**Items from a data source:**
#####
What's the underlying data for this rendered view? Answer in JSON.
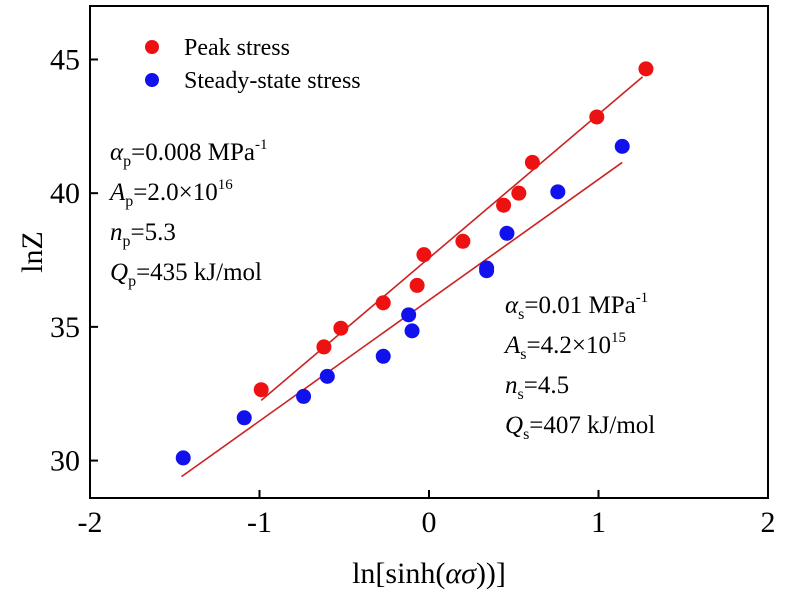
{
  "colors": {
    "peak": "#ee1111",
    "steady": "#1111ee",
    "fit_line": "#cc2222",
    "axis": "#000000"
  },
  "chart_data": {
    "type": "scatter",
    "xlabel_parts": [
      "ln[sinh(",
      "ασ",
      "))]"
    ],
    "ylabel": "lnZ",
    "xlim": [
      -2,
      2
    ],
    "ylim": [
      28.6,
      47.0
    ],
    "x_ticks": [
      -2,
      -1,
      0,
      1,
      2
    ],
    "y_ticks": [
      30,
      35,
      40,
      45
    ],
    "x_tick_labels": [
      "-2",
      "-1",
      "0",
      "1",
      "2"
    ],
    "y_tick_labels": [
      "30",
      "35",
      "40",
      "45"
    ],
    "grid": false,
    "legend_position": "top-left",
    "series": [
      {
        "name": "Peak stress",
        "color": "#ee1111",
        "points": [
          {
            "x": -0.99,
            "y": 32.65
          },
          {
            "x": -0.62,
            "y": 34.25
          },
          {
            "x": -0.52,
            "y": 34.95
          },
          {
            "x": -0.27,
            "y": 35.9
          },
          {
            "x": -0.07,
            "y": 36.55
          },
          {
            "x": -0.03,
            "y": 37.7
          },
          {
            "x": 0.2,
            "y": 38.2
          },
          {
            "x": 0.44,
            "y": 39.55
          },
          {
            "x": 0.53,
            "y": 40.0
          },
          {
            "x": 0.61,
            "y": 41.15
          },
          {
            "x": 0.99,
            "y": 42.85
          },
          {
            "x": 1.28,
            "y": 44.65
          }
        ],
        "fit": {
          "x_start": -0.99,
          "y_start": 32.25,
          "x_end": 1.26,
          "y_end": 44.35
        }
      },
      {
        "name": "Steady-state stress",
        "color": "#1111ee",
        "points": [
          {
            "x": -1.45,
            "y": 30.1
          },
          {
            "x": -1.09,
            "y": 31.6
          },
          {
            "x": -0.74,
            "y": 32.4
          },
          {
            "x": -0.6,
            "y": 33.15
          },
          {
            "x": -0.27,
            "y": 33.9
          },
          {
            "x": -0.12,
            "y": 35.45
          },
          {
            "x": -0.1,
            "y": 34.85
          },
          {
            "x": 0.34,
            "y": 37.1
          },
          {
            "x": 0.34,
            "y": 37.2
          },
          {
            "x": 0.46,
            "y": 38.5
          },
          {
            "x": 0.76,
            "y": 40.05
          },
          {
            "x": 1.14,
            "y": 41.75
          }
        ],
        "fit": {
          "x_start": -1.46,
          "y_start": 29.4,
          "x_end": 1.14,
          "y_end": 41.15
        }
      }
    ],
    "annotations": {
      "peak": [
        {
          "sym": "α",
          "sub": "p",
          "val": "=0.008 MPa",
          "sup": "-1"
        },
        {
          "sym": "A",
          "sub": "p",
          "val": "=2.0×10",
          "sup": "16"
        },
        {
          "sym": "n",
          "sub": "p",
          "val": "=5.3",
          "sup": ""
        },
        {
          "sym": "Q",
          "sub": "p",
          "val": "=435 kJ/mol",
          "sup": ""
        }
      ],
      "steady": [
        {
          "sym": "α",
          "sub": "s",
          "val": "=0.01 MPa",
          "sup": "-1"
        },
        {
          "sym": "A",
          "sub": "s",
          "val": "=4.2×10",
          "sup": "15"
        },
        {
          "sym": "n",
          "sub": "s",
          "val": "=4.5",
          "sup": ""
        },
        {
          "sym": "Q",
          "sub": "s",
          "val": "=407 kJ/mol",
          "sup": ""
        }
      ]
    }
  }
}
#####
**YOUR OBJECTIVE:**
List all lines above in which the string "name" appears.

**RESULT FOR THIS TASK:**
        "name": "Peak stress",
        "name": "Steady-state stress",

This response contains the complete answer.